▸ **What the exercise asks**
Write out the lines below word for word, everything from the line containing "Decompose this screenshot" down to the line containing "599, 276, 620]", with both of those lines included.

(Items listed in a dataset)
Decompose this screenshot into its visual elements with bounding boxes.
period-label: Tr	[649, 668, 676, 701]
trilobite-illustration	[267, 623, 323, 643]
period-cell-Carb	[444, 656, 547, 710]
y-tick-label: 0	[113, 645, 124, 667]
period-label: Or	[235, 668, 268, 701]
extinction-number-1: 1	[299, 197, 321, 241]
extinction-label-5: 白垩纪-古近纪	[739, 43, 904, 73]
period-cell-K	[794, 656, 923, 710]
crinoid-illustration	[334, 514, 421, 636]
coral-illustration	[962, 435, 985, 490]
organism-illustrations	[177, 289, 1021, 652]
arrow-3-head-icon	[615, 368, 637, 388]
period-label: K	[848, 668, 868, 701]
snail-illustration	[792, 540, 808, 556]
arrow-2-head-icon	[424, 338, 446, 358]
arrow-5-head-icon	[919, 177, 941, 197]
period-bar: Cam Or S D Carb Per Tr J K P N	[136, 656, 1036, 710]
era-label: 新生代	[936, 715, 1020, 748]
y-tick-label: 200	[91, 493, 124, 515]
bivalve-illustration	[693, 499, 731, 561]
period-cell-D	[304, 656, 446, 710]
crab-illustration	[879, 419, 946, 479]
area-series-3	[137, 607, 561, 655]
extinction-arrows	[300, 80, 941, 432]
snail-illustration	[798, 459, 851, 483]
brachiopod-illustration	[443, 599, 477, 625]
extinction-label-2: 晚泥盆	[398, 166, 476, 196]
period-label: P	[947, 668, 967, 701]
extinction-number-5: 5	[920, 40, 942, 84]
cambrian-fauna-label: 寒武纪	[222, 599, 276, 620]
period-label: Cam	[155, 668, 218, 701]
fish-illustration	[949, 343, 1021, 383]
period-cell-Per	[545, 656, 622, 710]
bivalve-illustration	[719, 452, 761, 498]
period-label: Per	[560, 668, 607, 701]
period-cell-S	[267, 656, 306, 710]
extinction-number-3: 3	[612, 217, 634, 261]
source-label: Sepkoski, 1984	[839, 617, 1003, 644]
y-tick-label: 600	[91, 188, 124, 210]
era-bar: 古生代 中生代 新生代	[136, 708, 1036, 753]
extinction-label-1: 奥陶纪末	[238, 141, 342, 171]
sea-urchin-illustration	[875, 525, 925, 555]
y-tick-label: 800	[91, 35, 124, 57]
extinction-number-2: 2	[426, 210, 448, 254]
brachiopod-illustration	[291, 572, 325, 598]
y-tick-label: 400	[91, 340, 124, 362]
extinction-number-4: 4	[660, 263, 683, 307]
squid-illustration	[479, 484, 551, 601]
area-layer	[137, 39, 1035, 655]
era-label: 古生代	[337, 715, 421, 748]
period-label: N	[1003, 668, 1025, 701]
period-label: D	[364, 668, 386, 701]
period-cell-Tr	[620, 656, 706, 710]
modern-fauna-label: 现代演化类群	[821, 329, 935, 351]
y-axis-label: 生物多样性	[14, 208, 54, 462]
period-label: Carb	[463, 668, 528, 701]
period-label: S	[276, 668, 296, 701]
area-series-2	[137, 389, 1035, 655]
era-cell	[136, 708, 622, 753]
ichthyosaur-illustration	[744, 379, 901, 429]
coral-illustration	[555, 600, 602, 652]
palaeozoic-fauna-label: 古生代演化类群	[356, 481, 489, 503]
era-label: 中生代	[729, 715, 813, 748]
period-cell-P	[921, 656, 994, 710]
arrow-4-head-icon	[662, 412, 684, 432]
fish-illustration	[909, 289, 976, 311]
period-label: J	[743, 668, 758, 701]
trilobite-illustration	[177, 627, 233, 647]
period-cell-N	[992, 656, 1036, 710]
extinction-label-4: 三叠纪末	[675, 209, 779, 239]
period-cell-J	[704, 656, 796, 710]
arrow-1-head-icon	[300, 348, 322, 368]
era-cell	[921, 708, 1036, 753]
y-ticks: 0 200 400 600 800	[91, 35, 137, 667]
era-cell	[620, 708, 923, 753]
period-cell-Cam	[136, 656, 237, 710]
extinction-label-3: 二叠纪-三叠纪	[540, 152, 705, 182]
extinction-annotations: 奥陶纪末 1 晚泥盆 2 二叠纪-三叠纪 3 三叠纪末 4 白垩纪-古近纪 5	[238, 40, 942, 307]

...

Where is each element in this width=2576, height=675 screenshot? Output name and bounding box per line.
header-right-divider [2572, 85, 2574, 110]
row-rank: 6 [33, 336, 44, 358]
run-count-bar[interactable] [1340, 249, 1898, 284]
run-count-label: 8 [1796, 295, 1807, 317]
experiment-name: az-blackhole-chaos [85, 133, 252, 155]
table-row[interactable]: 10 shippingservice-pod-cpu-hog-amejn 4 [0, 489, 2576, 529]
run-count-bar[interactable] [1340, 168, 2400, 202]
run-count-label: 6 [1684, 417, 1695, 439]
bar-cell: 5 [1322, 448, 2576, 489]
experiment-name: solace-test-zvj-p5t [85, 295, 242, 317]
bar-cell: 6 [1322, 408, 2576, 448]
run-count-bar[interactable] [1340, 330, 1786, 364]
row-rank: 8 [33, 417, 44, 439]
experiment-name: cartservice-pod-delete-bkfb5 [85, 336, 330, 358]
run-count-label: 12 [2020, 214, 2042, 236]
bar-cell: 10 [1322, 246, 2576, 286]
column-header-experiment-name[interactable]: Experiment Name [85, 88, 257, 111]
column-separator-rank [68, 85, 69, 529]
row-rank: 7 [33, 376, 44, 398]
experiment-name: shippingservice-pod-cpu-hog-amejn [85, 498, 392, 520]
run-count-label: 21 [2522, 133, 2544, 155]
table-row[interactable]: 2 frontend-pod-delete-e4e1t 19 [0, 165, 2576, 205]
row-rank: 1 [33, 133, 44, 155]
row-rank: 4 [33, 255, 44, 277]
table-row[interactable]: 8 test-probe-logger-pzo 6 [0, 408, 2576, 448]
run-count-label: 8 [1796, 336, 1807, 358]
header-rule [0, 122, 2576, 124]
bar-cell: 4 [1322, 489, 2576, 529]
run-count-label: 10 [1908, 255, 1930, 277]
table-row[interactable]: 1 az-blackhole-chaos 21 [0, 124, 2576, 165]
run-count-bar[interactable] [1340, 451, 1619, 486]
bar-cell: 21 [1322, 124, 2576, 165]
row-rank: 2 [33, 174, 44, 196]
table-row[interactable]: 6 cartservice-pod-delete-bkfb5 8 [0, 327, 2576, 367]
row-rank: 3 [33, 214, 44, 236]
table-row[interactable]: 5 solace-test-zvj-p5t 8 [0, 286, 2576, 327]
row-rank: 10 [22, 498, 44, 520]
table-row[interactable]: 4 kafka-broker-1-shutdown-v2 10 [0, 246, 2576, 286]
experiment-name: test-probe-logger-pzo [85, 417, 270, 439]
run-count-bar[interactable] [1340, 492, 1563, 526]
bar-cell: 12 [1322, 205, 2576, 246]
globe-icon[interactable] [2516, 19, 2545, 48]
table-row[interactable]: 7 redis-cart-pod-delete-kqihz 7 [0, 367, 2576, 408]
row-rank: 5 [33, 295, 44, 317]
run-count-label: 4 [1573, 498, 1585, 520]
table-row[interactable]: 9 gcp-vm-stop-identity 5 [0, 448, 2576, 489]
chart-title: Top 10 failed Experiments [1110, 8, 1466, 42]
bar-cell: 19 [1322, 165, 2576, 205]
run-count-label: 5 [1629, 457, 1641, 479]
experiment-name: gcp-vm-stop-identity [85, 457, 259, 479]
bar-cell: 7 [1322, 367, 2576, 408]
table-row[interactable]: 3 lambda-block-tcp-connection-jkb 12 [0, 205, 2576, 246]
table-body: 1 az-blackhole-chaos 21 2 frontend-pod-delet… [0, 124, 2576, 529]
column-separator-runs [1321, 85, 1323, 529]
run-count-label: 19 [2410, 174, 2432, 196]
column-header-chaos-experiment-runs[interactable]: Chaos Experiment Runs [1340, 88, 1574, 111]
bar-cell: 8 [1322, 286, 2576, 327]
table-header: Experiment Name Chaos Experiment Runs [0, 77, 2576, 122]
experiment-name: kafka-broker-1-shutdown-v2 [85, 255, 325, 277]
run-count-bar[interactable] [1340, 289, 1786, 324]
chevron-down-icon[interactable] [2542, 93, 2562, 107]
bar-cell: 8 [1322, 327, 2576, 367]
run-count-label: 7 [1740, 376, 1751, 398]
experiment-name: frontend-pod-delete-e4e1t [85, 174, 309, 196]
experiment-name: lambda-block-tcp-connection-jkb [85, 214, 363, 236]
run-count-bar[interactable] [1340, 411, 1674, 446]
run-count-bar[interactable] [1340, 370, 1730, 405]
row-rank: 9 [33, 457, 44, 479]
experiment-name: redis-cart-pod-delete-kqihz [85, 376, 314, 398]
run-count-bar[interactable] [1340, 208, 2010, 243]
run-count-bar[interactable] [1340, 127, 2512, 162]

▸ **Solution**
Decompose this screenshot into its visual elements with bounding boxes.
period-label: Tr	[649, 668, 676, 701]
trilobite-illustration	[267, 623, 323, 643]
period-cell-Carb	[444, 656, 547, 710]
y-tick-label: 0	[113, 645, 124, 667]
period-label: Or	[235, 668, 268, 701]
extinction-number-1: 1	[299, 197, 321, 241]
extinction-label-5: 白垩纪-古近纪	[739, 43, 904, 73]
period-cell-K	[794, 656, 923, 710]
crinoid-illustration	[334, 514, 421, 636]
coral-illustration	[962, 435, 985, 490]
organism-illustrations	[177, 289, 1021, 652]
arrow-3-head-icon	[615, 368, 637, 388]
period-label: K	[848, 668, 868, 701]
snail-illustration	[792, 540, 808, 556]
arrow-2-head-icon	[424, 338, 446, 358]
arrow-5-head-icon	[919, 177, 941, 197]
period-bar: Cam Or S D Carb Per Tr J K P N	[136, 656, 1036, 710]
era-label: 新生代	[936, 715, 1020, 748]
y-tick-label: 200	[91, 493, 124, 515]
bivalve-illustration	[693, 499, 731, 561]
period-cell-D	[304, 656, 446, 710]
crab-illustration	[879, 419, 946, 479]
area-series-3	[137, 607, 561, 655]
extinction-arrows	[300, 80, 941, 432]
snail-illustration	[798, 459, 851, 483]
brachiopod-illustration	[443, 599, 477, 625]
extinction-label-2: 晚泥盆	[398, 166, 476, 196]
period-label: P	[947, 668, 967, 701]
extinction-number-5: 5	[920, 40, 942, 84]
cambrian-fauna-label: 寒武纪	[222, 599, 276, 620]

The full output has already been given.